Exercise :: Search the records for "жильем" and copy each line that holds it.

[Extracted data entries]
····················

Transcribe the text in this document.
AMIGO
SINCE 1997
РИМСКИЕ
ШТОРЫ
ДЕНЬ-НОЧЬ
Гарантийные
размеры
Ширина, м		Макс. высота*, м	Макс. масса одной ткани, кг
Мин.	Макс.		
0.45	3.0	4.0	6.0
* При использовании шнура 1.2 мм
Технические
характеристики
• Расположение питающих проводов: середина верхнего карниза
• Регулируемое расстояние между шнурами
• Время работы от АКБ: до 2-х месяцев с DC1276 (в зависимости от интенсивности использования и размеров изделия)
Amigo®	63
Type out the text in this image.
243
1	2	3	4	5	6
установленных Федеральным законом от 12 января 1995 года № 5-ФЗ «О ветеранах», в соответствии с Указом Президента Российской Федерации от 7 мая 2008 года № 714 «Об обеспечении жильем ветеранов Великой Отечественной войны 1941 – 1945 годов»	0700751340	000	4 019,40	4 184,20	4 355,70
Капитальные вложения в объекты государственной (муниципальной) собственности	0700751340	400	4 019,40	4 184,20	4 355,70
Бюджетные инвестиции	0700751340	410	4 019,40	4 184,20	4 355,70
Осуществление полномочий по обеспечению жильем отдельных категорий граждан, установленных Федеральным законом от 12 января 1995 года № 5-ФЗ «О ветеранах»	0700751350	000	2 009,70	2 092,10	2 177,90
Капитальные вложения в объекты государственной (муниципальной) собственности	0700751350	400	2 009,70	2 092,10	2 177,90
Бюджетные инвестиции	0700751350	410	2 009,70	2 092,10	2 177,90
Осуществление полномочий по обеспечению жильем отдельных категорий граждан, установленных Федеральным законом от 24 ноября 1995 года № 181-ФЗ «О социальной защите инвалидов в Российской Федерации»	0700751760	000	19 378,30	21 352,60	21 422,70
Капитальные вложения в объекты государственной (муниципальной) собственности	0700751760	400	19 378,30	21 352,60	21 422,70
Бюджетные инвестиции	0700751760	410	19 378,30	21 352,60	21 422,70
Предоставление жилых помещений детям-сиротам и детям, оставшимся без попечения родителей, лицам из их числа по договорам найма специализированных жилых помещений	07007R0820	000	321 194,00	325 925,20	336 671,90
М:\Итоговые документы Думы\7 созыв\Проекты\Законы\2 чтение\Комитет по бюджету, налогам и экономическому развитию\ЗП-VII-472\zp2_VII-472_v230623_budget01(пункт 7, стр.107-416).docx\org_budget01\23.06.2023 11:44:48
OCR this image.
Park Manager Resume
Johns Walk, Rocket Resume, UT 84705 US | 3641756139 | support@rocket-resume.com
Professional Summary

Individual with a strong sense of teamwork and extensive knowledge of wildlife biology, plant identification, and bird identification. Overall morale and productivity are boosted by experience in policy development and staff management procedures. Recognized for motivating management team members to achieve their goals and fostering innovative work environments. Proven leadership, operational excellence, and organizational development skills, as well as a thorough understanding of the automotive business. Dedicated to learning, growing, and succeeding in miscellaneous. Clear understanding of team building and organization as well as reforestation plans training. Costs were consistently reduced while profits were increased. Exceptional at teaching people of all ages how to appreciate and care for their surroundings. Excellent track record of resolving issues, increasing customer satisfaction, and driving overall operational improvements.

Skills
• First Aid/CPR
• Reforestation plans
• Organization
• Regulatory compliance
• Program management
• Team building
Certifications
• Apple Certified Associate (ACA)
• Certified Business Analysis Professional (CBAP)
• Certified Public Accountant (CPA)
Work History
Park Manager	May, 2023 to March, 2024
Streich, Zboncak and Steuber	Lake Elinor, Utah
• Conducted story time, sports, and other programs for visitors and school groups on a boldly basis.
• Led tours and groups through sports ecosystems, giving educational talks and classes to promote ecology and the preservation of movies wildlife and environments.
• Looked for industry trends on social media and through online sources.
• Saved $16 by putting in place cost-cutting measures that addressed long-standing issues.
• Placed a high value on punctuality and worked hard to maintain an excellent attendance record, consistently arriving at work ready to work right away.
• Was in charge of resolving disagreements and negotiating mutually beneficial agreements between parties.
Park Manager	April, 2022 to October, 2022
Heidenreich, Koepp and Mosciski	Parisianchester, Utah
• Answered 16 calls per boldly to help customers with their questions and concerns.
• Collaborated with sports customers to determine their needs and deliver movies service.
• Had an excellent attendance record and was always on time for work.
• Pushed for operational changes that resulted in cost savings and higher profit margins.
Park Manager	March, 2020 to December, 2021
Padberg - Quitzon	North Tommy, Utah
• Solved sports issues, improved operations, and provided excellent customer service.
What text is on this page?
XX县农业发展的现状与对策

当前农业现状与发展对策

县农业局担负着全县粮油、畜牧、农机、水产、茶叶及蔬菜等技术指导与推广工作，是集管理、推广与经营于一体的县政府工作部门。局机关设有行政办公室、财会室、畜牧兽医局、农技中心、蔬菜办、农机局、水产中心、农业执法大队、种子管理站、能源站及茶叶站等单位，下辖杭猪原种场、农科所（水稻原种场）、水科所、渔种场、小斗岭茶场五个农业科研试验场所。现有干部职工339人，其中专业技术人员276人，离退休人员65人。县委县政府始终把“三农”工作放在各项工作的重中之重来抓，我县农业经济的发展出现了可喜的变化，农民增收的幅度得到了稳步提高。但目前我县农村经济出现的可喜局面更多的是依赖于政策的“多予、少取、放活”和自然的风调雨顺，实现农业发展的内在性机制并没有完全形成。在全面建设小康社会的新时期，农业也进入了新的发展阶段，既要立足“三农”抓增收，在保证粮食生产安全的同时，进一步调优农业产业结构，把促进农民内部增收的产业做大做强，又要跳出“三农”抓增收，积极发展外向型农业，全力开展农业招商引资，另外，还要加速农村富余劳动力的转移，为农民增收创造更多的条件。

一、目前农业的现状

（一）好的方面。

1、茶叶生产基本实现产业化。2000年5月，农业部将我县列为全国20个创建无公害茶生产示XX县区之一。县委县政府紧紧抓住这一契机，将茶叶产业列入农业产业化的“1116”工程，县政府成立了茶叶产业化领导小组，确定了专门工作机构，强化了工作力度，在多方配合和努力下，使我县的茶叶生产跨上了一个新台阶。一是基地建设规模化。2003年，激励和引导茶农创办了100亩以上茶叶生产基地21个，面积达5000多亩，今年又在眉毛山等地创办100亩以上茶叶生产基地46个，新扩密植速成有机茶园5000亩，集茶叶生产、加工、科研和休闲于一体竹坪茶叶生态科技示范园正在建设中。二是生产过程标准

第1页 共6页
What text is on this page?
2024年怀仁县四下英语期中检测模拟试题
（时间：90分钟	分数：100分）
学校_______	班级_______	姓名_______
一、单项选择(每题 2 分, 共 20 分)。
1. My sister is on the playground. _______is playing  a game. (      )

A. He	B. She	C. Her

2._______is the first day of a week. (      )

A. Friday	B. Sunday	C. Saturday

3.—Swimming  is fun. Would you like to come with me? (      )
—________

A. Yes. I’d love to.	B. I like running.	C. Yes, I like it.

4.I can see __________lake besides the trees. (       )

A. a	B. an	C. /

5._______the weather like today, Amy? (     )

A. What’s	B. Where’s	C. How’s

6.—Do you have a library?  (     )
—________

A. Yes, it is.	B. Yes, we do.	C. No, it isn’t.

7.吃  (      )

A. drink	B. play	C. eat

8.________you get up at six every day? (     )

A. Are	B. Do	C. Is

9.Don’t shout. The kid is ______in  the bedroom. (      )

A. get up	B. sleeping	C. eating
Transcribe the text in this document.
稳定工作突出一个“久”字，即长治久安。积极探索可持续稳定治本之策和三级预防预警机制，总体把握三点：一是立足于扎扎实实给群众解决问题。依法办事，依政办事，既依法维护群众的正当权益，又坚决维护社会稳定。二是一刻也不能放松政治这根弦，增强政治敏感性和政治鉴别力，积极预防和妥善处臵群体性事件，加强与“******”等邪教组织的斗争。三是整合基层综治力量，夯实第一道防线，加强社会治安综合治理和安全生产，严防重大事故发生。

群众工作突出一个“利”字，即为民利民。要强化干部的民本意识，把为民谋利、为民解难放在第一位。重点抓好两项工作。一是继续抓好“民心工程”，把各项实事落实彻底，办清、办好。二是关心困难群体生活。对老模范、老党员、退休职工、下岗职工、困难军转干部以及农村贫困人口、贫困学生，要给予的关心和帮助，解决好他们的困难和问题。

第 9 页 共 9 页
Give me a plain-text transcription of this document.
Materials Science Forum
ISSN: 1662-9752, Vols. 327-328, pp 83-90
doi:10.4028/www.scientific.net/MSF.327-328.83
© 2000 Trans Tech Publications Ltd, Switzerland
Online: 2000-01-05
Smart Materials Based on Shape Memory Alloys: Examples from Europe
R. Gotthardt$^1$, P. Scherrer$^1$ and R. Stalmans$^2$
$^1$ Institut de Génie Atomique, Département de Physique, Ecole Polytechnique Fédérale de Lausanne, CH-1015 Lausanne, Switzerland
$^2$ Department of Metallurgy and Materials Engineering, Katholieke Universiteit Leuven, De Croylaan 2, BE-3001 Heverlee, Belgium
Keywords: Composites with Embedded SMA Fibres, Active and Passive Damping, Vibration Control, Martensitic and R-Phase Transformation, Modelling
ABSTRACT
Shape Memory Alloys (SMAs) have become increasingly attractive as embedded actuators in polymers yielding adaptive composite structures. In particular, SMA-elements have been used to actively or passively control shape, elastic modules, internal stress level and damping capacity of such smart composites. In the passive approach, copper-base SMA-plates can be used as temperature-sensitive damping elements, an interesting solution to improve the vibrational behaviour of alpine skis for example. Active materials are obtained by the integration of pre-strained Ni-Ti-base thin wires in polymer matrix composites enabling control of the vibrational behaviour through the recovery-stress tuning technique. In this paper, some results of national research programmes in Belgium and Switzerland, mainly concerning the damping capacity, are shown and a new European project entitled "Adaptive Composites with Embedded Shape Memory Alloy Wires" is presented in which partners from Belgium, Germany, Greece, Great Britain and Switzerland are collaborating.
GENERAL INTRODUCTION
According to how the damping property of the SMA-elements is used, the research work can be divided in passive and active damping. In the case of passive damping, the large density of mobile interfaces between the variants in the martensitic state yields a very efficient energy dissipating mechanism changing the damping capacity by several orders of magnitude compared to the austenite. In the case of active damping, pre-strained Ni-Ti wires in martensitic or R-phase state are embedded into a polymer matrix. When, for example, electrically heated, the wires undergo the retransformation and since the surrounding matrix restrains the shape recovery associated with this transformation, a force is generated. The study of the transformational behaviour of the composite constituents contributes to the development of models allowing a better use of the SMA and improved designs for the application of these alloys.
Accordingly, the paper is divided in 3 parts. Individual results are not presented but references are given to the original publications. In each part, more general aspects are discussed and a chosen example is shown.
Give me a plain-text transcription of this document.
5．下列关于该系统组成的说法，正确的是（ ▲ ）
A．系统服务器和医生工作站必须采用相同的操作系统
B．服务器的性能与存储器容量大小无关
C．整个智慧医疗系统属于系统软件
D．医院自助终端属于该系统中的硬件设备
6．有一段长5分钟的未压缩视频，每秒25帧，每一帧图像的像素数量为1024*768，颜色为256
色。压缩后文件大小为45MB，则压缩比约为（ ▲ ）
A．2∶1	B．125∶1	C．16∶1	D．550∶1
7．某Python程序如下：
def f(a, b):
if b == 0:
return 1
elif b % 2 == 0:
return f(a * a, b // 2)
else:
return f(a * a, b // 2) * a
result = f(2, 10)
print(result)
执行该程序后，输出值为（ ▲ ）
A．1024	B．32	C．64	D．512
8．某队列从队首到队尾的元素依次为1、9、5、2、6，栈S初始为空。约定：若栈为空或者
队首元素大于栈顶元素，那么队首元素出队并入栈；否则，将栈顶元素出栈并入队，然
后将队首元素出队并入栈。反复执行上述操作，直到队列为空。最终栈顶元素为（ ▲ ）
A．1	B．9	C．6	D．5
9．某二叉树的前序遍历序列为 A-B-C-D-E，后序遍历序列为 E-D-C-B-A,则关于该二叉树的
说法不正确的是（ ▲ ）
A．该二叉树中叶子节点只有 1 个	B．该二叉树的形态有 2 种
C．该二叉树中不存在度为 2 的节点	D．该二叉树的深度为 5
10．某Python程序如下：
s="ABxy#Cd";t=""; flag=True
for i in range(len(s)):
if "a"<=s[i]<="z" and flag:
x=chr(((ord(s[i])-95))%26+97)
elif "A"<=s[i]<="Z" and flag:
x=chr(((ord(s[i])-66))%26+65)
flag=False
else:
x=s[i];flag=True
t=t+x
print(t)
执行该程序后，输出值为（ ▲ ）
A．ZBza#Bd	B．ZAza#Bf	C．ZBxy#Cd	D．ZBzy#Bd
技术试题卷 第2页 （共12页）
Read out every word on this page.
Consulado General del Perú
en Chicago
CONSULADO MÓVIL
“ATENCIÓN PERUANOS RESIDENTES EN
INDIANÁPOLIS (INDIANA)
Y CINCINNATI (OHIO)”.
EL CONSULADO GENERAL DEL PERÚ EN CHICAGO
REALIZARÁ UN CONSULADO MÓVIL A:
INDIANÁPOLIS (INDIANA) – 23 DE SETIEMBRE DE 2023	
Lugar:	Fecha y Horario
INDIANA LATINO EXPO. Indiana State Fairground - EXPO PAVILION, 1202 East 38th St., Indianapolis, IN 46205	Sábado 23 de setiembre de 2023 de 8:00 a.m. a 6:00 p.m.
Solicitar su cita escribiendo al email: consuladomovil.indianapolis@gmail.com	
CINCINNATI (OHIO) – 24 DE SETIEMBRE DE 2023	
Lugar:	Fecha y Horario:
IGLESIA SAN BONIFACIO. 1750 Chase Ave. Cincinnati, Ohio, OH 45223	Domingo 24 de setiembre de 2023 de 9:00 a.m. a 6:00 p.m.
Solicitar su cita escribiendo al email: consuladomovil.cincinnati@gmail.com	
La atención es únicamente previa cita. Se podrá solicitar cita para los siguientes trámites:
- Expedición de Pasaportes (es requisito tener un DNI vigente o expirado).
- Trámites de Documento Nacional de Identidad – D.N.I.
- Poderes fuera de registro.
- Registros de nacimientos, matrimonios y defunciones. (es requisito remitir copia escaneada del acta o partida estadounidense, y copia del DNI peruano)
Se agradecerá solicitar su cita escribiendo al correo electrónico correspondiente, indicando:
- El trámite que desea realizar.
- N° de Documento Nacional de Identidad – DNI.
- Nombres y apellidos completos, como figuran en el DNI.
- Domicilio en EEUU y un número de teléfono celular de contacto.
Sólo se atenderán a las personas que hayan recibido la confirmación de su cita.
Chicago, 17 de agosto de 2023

····················

Answer to the exercise ::
установленных Федеральным законом от 12 января 1995 года № 5-ФЗ «О ветеранах», в соответствии с Указом Президента Российской Федерации от 7 мая 2008 года № 714 «Об обеспечении жильем ветеранов Великой Отечественной войны 1941 – 1945 годов»	0700751340	000	4 019,40	4 184,20	4 355,70
Осуществление полномочий по обеспечению жильем отдельных категорий граждан, установленных Федеральным законом от 12 января 1995 года № 5-ФЗ «О ветеранах»	0700751350	000	2 009,70	2 092,10	2 177,90
Осуществление полномочий по обеспечению жильем отдельных категорий граждан, установленных Федеральным законом от 24 ноября 1995 года № 181-ФЗ «О социальной защите инвалидов в Российской Федерации»	0700751760	000	19 378,30	21 352,60	21 422,70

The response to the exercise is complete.